**Available records**.
################

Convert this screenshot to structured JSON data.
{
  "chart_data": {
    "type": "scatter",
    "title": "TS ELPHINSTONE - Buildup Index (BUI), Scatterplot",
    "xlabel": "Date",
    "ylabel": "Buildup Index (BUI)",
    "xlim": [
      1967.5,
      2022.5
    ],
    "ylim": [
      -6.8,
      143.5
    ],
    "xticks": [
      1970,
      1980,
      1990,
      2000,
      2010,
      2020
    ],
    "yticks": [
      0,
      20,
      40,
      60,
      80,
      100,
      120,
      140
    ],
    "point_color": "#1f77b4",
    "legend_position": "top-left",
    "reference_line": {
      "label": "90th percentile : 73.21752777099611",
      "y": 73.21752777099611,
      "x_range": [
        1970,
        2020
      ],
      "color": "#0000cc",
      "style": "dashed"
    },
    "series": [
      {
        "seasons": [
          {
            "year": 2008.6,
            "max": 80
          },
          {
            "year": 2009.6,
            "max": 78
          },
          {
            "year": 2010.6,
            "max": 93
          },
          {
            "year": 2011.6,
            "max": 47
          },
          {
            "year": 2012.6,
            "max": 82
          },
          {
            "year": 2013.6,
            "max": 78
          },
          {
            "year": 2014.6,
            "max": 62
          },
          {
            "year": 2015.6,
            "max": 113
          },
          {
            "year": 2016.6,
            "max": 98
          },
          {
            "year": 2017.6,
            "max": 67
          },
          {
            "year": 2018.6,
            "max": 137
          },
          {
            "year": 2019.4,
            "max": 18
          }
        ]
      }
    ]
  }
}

################

**Task brief**.
Lines containing the word "Index" must all be returned from the material above.

**Answer to the problem**.
    "title": "TS ELPHINSTONE - Buildup Index (BUI), Scatterplot",
    "ylabel": "Buildup Index (BUI)",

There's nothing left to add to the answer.